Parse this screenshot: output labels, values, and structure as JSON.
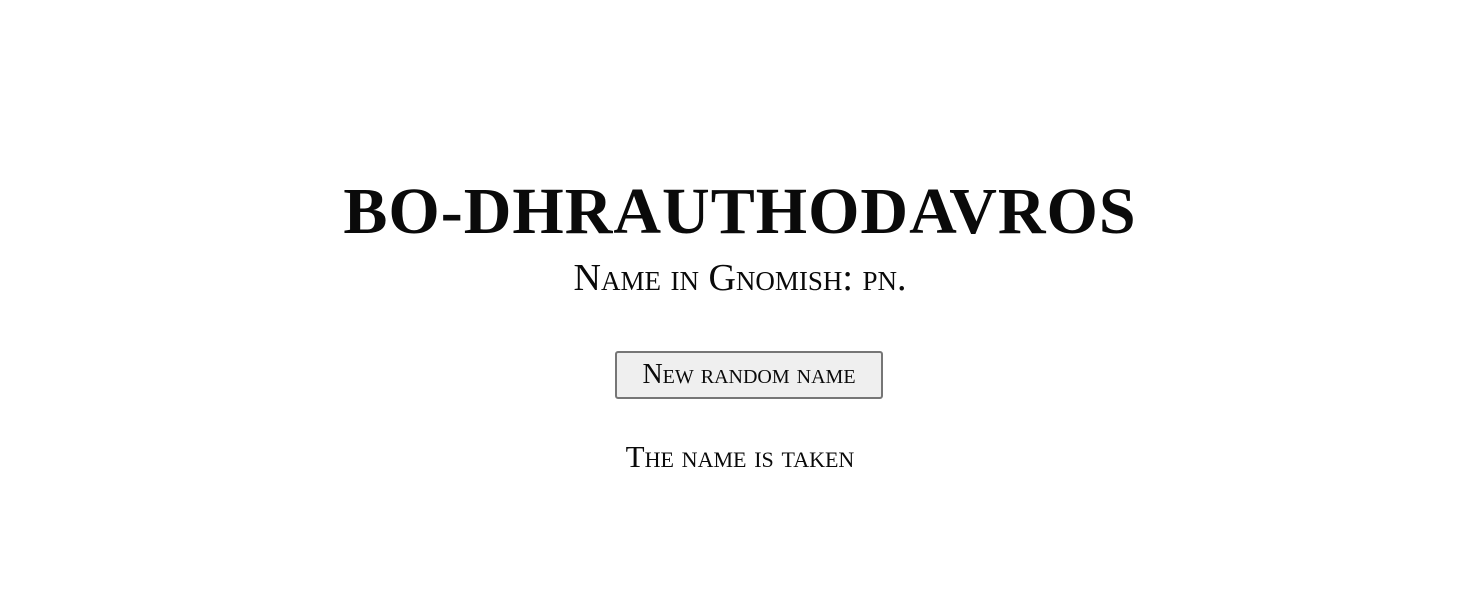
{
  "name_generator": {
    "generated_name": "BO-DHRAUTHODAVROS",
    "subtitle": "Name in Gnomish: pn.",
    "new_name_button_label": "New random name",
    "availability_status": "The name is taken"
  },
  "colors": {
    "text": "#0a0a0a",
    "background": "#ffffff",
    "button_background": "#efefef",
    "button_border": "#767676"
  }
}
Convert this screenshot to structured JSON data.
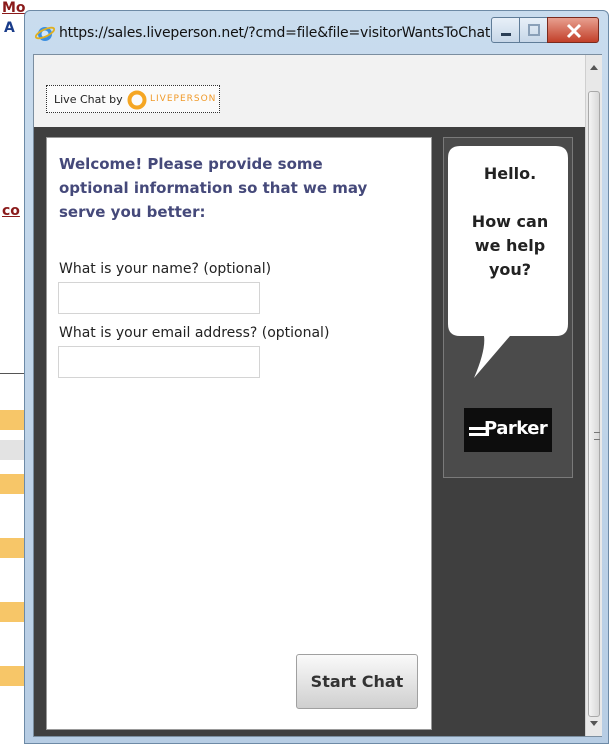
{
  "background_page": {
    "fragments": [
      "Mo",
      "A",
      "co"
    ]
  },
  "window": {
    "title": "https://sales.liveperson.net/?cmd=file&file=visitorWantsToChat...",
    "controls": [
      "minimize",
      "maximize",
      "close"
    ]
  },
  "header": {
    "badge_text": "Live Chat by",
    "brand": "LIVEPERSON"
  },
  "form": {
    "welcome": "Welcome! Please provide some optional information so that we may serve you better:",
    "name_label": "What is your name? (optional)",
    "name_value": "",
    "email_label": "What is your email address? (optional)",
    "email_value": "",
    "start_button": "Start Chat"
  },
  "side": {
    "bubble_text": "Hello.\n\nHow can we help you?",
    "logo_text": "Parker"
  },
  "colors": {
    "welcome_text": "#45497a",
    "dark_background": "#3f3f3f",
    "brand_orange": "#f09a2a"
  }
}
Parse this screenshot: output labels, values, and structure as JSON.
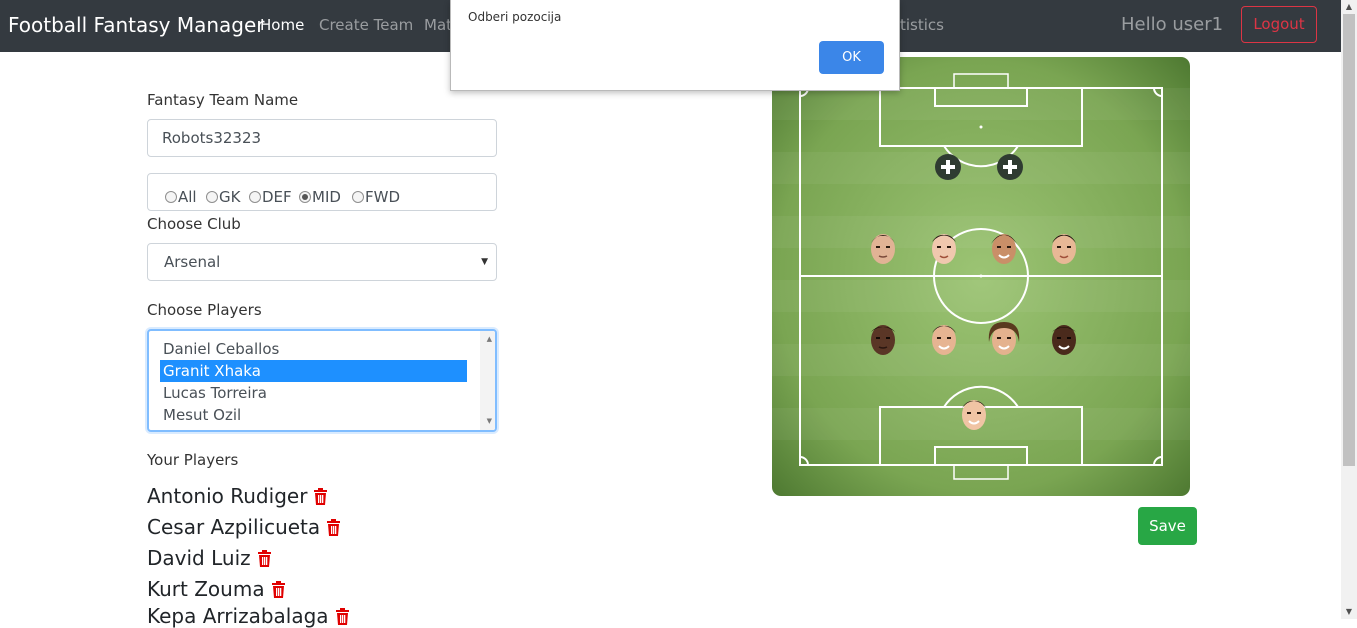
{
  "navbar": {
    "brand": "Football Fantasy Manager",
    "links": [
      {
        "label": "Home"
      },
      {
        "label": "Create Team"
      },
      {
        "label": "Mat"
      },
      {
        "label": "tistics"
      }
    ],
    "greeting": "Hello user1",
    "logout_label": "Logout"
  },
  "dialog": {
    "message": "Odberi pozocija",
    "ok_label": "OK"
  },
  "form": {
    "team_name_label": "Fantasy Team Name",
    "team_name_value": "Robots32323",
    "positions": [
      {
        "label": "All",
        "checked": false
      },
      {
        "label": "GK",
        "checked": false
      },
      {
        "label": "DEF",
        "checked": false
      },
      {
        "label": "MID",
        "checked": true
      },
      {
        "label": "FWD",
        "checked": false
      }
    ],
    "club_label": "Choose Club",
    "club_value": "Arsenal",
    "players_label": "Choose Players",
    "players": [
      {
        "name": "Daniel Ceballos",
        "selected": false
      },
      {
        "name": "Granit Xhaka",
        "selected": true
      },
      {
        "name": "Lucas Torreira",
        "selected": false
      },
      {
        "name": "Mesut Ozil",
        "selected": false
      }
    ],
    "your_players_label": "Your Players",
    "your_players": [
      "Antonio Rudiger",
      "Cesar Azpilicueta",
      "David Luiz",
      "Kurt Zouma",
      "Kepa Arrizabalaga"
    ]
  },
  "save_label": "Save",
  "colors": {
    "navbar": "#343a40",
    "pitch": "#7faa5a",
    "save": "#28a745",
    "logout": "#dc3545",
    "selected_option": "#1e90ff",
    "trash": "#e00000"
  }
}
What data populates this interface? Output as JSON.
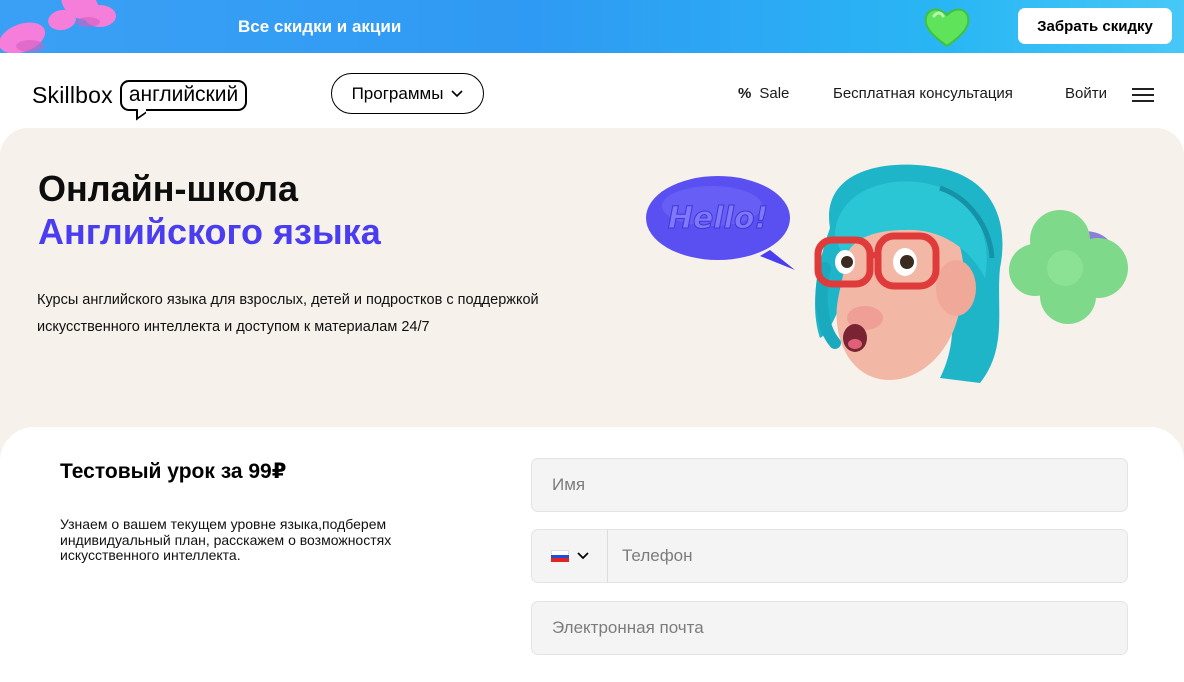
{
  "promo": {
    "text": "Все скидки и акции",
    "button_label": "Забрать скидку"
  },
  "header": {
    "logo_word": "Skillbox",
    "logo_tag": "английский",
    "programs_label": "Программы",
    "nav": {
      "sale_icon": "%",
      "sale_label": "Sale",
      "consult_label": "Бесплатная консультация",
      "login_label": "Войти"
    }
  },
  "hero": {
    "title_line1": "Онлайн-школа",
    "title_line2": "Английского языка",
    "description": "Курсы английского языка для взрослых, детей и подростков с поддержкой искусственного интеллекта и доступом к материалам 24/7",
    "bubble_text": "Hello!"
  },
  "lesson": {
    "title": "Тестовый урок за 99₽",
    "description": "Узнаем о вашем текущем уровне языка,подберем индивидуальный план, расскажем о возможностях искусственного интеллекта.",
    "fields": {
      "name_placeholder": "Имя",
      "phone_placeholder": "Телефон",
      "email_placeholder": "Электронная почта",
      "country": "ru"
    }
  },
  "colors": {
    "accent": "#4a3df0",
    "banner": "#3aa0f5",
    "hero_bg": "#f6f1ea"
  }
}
---
Collect from the data above every line that includes "What".

    "name_label": "What is your name? (optional)",
    "email_label": "What is your email address? (optional)",
What data populates this interface? Output as JSON.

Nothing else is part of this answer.